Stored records
·····

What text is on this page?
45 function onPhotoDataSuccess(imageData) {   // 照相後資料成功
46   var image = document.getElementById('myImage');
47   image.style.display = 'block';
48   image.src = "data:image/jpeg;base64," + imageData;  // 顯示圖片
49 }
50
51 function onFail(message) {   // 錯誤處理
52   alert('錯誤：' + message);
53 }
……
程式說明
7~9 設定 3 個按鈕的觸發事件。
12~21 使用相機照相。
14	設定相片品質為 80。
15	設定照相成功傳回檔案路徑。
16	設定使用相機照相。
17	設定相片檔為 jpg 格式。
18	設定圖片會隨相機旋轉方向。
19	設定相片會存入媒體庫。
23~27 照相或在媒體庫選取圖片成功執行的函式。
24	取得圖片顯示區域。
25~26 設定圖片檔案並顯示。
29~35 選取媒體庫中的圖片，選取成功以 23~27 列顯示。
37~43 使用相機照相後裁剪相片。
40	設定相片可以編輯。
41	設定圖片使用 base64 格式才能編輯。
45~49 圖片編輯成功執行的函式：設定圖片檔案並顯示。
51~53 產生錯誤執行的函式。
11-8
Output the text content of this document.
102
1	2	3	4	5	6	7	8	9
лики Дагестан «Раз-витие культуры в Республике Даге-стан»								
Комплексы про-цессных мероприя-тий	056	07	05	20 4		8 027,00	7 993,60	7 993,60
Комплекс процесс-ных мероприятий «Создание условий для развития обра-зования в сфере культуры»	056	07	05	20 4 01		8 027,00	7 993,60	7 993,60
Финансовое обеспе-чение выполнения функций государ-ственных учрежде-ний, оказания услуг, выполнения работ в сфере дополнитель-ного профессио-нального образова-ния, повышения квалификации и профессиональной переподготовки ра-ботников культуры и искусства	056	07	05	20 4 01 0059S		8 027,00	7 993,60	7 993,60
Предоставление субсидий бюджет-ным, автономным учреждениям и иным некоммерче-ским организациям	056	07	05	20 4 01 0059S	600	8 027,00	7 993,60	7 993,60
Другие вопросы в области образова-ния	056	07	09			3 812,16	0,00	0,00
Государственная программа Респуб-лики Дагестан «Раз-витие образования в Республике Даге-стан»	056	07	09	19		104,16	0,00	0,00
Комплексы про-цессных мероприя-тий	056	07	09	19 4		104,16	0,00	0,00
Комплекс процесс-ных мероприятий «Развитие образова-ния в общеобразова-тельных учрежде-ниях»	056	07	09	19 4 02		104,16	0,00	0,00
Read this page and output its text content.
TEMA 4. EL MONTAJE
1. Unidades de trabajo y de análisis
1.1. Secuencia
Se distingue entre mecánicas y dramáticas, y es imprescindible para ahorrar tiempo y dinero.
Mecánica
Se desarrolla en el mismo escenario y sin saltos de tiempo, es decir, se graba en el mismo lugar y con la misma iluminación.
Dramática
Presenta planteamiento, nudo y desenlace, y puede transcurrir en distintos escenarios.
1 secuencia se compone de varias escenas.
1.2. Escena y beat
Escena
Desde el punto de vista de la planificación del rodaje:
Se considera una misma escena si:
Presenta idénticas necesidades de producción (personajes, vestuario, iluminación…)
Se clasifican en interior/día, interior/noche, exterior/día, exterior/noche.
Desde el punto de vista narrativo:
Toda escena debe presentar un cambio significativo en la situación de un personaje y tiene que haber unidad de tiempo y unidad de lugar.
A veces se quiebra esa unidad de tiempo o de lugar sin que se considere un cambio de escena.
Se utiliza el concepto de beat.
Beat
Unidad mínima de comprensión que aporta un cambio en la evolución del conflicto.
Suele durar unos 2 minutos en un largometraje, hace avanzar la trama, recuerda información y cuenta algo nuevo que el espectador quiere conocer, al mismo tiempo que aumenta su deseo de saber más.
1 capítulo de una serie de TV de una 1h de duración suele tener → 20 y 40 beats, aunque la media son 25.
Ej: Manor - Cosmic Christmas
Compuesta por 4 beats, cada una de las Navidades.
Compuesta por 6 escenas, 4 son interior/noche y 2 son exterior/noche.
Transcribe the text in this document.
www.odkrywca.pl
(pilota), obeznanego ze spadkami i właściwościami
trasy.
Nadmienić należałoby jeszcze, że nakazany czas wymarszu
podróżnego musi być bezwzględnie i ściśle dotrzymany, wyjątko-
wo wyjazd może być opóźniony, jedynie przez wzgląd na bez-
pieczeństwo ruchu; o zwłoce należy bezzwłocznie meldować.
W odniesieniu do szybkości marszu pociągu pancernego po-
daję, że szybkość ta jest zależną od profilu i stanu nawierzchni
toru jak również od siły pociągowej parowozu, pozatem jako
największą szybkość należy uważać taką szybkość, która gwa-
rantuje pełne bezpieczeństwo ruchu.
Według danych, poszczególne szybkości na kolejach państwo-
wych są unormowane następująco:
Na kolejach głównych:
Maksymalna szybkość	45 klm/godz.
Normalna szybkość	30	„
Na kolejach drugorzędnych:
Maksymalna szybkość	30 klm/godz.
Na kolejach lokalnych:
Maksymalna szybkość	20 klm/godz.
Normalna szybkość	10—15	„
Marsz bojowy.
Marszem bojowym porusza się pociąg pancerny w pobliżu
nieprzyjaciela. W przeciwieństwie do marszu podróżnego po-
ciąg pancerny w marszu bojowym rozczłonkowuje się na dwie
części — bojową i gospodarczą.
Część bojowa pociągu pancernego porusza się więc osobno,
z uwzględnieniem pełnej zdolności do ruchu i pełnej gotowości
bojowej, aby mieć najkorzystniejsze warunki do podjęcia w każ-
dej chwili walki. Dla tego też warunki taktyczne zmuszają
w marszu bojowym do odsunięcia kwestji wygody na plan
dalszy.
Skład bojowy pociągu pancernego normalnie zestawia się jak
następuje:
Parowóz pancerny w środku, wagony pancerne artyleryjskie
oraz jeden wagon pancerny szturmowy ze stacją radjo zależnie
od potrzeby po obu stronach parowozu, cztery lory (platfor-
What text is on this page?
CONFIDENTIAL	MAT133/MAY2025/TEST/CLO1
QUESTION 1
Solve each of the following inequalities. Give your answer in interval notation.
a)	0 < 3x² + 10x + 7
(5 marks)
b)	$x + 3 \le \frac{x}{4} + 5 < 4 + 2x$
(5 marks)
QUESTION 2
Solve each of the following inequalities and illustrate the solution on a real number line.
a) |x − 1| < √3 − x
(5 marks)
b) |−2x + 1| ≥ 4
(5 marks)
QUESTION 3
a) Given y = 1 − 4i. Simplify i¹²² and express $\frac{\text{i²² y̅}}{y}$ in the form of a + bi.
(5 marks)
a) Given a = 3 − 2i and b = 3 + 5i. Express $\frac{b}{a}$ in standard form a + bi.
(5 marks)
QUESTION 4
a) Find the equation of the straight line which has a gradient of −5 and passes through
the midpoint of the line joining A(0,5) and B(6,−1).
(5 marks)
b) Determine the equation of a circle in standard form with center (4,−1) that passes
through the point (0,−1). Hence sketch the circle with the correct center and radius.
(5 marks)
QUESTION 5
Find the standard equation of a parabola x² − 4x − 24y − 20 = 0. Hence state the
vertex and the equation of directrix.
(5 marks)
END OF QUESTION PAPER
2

·····

Copy out each line of the data containing the string "exterior".

=== Result for this exercise ===
Se clasifican en interior/día, interior/noche, exterior/día, exterior/noche.
Compuesta por 6 escenas, 4 son interior/noche y 2 son exterior/noche.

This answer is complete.